■ Records shown ■
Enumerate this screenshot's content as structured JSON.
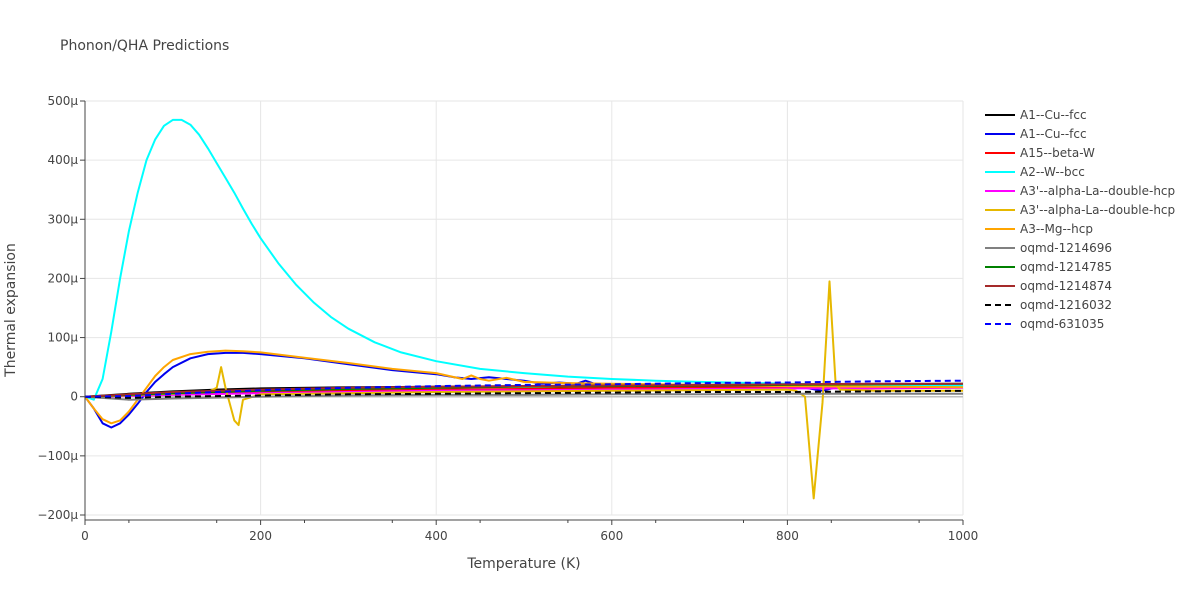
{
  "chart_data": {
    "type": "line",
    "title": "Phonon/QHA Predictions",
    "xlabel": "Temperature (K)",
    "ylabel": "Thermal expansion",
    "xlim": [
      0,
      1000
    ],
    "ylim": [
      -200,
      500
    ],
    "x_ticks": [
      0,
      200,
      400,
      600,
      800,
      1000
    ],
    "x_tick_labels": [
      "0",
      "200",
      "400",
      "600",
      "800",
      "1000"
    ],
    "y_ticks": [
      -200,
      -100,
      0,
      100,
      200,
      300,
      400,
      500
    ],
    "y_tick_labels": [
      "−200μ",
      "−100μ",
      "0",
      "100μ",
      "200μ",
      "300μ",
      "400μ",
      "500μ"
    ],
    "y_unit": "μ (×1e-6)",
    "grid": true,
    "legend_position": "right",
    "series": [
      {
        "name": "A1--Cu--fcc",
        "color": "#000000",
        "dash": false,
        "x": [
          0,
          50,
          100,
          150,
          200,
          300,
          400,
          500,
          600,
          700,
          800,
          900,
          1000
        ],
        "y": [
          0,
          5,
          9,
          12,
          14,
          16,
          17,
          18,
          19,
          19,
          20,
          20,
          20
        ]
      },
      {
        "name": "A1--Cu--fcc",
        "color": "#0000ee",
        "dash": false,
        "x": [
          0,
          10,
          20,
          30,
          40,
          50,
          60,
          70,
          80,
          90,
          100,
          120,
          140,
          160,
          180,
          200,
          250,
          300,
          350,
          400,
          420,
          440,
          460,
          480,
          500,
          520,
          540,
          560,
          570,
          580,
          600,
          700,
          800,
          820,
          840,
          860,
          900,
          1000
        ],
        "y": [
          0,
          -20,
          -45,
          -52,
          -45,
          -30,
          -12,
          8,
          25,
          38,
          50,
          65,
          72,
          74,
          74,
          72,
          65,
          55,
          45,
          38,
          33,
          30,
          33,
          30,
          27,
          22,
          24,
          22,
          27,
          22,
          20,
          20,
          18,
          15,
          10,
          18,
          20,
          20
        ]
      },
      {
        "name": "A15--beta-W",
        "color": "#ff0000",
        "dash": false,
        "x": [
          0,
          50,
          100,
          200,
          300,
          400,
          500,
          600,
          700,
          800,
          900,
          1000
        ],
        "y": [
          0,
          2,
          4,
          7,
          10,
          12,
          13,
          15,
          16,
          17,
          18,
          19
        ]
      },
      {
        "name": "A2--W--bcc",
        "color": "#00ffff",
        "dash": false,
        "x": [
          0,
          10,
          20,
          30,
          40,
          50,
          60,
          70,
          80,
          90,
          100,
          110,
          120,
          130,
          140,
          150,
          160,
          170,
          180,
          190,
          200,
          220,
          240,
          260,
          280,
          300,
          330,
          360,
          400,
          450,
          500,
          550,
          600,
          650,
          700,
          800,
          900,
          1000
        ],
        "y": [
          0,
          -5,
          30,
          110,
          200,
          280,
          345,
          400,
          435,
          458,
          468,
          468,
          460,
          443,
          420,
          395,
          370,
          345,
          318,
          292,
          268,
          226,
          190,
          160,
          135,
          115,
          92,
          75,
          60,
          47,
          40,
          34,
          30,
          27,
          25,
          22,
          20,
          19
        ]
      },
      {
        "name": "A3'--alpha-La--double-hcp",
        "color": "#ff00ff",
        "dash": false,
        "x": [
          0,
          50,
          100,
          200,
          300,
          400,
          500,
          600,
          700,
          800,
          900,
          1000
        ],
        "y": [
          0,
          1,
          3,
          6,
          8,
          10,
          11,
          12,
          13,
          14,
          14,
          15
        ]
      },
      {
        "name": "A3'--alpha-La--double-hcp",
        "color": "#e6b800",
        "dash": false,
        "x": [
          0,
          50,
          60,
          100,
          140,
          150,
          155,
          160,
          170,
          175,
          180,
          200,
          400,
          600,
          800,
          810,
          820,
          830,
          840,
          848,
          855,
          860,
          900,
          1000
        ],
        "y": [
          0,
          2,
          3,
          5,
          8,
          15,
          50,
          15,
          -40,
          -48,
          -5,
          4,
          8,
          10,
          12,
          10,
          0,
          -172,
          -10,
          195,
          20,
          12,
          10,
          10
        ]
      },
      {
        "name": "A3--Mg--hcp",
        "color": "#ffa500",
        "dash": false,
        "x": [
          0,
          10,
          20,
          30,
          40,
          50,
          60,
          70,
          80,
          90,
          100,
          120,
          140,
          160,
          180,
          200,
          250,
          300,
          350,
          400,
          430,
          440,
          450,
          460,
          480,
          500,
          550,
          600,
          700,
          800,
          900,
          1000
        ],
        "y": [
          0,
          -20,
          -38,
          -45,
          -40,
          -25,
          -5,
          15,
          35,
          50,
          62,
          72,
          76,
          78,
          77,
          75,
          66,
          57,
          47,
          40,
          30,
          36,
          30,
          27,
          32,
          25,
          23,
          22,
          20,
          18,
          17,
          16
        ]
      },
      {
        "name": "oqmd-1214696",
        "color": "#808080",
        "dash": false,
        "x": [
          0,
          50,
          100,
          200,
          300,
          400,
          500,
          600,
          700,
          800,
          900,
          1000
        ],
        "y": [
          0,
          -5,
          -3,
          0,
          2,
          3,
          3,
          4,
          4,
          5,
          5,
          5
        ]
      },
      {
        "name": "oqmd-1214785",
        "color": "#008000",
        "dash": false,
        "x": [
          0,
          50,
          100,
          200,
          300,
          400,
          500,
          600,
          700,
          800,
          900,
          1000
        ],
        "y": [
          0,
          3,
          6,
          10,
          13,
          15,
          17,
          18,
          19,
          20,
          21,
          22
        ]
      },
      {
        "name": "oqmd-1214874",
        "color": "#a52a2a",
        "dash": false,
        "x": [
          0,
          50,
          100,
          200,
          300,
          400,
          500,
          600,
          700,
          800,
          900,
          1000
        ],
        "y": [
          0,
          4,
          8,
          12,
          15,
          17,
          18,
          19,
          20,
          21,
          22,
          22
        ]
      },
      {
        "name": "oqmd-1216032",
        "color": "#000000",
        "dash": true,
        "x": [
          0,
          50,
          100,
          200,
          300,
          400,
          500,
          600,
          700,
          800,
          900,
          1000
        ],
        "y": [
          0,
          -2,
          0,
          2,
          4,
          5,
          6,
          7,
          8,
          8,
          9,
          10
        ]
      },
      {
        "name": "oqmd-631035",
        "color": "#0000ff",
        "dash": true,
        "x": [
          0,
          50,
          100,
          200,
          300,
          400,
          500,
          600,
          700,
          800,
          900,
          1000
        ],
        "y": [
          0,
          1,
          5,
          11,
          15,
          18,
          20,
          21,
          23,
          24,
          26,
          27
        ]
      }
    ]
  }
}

■ Goal ■
Provide only the number of lines in the records containing the string "oqmd".

■ Result ■
5